■ REQUIREMENTS: Print all records exactly, leaving nothing out.
** START OF PROVIDED DATA **
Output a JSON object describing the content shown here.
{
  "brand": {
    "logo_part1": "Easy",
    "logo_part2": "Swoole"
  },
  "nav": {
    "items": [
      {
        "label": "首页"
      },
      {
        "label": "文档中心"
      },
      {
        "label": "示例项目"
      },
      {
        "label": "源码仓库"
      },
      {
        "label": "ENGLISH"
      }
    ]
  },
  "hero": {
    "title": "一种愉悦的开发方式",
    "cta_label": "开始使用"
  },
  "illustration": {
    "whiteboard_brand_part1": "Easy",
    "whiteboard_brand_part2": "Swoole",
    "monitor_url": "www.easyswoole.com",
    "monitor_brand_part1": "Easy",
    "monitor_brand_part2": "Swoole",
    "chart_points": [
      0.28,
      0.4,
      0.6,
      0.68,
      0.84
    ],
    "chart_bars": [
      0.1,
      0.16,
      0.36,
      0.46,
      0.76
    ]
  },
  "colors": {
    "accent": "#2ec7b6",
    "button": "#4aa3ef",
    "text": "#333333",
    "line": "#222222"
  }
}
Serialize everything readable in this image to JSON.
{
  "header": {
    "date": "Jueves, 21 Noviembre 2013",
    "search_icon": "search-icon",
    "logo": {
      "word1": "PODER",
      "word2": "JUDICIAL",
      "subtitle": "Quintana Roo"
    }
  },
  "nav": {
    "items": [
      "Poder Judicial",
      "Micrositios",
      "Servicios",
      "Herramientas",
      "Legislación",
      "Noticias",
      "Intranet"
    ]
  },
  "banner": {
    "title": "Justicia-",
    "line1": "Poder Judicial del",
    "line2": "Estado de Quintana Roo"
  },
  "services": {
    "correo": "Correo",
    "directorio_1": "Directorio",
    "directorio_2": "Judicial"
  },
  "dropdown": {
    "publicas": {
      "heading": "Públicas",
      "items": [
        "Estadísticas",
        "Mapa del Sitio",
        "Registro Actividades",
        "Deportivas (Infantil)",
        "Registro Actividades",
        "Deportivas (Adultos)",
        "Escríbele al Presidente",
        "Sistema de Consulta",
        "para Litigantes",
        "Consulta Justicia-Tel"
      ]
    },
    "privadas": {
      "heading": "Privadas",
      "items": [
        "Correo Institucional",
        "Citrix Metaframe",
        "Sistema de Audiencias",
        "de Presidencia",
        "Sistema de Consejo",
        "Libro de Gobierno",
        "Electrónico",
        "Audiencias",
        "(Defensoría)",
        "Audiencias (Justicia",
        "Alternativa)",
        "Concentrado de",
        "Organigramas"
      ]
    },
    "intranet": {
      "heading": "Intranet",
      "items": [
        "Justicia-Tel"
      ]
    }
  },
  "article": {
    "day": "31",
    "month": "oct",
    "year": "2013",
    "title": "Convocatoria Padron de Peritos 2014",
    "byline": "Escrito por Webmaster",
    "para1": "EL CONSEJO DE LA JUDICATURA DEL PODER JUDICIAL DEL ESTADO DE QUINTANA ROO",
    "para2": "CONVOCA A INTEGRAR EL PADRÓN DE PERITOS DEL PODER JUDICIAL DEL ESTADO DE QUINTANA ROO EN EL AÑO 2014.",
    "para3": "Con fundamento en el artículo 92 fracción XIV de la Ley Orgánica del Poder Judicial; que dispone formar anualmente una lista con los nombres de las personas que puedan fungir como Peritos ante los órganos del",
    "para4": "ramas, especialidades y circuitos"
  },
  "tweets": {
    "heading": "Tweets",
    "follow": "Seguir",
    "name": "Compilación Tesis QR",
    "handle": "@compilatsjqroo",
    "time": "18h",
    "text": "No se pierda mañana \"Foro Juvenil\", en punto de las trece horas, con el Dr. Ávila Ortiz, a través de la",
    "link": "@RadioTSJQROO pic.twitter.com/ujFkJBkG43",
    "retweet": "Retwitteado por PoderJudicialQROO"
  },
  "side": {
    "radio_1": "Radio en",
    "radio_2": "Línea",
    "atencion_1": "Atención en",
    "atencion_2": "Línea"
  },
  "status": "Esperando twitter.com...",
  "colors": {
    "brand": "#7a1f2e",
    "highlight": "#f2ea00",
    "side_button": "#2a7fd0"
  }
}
** END OF PROVIDED DATA **
■ COMPLETE OUTPUT:
Output a JSON object describing the content shown here.
{
  "brand": {
    "logo_part1": "Easy",
    "logo_part2": "Swoole"
  },
  "nav": {
    "items": [
      {
        "label": "首页"
      },
      {
        "label": "文档中心"
      },
      {
        "label": "示例项目"
      },
      {
        "label": "源码仓库"
      },
      {
        "label": "ENGLISH"
      }
    ]
  },
  "hero": {
    "title": "一种愉悦的开发方式",
    "cta_label": "开始使用"
  },
  "illustration": {
    "whiteboard_brand_part1": "Easy",
    "whiteboard_brand_part2": "Swoole",
    "monitor_url": "www.easyswoole.com",
    "monitor_brand_part1": "Easy",
    "monitor_brand_part2": "Swoole",
    "chart_points": [
      0.28,
      0.4,
      0.6,
      0.68,
      0.84
    ],
    "chart_bars": [
      0.1,
      0.16,
      0.36,
      0.46,
      0.76
    ]
  },
  "colors": {
    "accent": "#2ec7b6",
    "button": "#4aa3ef",
    "text": "#333333",
    "line": "#222222"
  }
}
Serialize everything readable in this image to JSON.
{
  "header": {
    "date": "Jueves, 21 Noviembre 2013",
    "search_icon": "search-icon",
    "logo": {
      "word1": "PODER",
      "word2": "JUDICIAL",
      "subtitle": "Quintana Roo"
    }
  },
  "nav": {
    "items": [
      "Poder Judicial",
      "Micrositios",
      "Servicios",
      "Herramientas",
      "Legislación",
      "Noticias",
      "Intranet"
    ]
  },
  "banner": {
    "title": "Justicia-",
    "line1": "Poder Judicial del",
    "line2": "Estado de Quintana Roo"
  },
  "services": {
    "correo": "Correo",
    "directorio_1": "Directorio",
    "directorio_2": "Judicial"
  },
  "dropdown": {
    "publicas": {
      "heading": "Públicas",
      "items": [
        "Estadísticas",
        "Mapa del Sitio",
        "Registro Actividades",
        "Deportivas (Infantil)",
        "Registro Actividades",
        "Deportivas (Adultos)",
        "Escríbele al Presidente",
        "Sistema de Consulta",
        "para Litigantes",
        "Consulta Justicia-Tel"
      ]
    },
    "privadas": {
      "heading": "Privadas",
      "items": [
        "Correo Institucional",
        "Citrix Metaframe",
        "Sistema de Audiencias",
        "de Presidencia",
        "Sistema de Consejo",
        "Libro de Gobierno",
        "Electrónico",
        "Audiencias",
        "(Defensoría)",
        "Audiencias (Justicia",
        "Alternativa)",
        "Concentrado de",
        "Organigramas"
      ]
    },
    "intranet": {
      "heading": "Intranet",
      "items": [
        "Justicia-Tel"
      ]
    }
  },
  "article": {
    "day": "31",
    "month": "oct",
    "year": "2013",
    "title": "Convocatoria Padron de Peritos 2014",
    "byline": "Escrito por Webmaster",
    "para1": "EL CONSEJO DE LA JUDICATURA DEL PODER JUDICIAL DEL ESTADO DE QUINTANA ROO",
    "para2": "CONVOCA A INTEGRAR EL PADRÓN DE PERITOS DEL PODER JUDICIAL DEL ESTADO DE QUINTANA ROO EN EL AÑO 2014.",
    "para3": "Con fundamento en el artículo 92 fracción XIV de la Ley Orgánica del Poder Judicial; que dispone formar anualmente una lista con los nombres de las personas que puedan fungir como Peritos ante los órganos del",
    "para4": "ramas, especialidades y circuitos"
  },
  "tweets": {
    "heading": "Tweets",
    "follow": "Seguir",
    "name": "Compilación Tesis QR",
    "handle": "@compilatsjqroo",
    "time": "18h",
    "text": "No se pierda mañana \"Foro Juvenil\", en punto de las trece horas, con el Dr. Ávila Ortiz, a través de la",
    "link": "@RadioTSJQROO pic.twitter.com/ujFkJBkG43",
    "retweet": "Retwitteado por PoderJudicialQROO"
  },
  "side": {
    "radio_1": "Radio en",
    "radio_2": "Línea",
    "atencion_1": "Atención en",
    "atencion_2": "Línea"
  },
  "status": "Esperando twitter.com...",
  "colors": {
    "brand": "#7a1f2e",
    "highlight": "#f2ea00",
    "side_button": "#2a7fd0"
  }
}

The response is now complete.